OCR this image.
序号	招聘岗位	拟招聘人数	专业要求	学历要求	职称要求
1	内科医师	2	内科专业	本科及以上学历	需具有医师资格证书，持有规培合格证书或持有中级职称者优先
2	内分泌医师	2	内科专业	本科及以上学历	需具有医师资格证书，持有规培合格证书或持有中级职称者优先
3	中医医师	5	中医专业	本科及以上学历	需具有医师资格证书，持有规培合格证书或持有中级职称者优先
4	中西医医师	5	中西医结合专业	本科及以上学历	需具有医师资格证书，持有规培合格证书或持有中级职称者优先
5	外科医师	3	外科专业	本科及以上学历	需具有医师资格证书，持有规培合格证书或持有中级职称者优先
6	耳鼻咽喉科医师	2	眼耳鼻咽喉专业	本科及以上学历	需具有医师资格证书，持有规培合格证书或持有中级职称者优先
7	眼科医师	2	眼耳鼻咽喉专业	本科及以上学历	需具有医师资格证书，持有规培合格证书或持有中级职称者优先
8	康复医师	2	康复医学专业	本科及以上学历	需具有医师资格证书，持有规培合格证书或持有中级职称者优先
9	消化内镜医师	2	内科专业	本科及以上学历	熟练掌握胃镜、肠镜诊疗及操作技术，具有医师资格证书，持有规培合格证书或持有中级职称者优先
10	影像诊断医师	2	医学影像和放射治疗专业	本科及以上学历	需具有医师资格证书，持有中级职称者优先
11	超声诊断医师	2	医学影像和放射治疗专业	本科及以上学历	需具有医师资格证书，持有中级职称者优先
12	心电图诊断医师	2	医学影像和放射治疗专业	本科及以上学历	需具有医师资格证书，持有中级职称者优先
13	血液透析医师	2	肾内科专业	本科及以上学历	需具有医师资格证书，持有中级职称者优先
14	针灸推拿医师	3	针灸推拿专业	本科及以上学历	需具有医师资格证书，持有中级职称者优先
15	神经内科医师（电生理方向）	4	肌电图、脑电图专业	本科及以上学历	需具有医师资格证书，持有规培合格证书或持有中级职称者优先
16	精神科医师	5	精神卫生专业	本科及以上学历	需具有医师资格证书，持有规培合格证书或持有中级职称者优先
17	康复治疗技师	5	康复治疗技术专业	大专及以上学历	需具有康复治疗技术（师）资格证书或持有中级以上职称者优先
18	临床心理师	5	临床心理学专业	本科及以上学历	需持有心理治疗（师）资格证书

--

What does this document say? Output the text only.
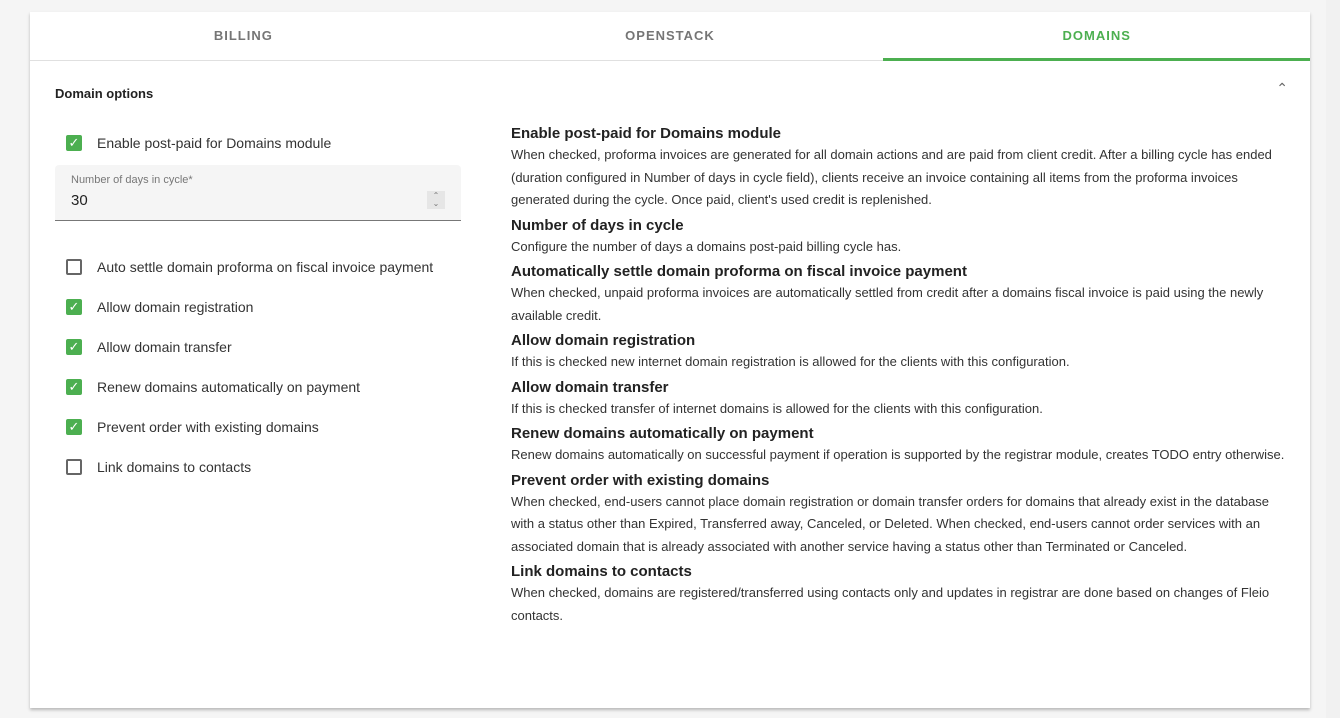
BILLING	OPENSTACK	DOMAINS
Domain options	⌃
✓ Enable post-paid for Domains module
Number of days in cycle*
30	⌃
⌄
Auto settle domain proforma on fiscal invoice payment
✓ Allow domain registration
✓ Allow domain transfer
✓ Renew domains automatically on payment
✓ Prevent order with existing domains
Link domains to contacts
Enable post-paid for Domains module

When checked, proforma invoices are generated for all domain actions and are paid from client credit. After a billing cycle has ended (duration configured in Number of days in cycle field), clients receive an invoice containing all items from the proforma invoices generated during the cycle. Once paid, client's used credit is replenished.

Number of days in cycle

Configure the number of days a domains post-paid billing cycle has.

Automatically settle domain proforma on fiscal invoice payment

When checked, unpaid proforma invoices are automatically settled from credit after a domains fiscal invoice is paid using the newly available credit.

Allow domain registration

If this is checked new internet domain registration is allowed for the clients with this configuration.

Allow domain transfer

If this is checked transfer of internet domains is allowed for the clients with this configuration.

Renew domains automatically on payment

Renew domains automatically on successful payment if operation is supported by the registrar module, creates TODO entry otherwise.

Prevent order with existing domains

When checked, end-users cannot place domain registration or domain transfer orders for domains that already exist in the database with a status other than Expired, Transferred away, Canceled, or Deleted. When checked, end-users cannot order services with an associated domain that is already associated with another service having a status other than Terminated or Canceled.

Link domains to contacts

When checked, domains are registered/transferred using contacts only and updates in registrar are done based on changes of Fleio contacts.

§ What needs to be done
From the records above, work out how many lines contain the string "module". Give only the number.

§ Right answer
3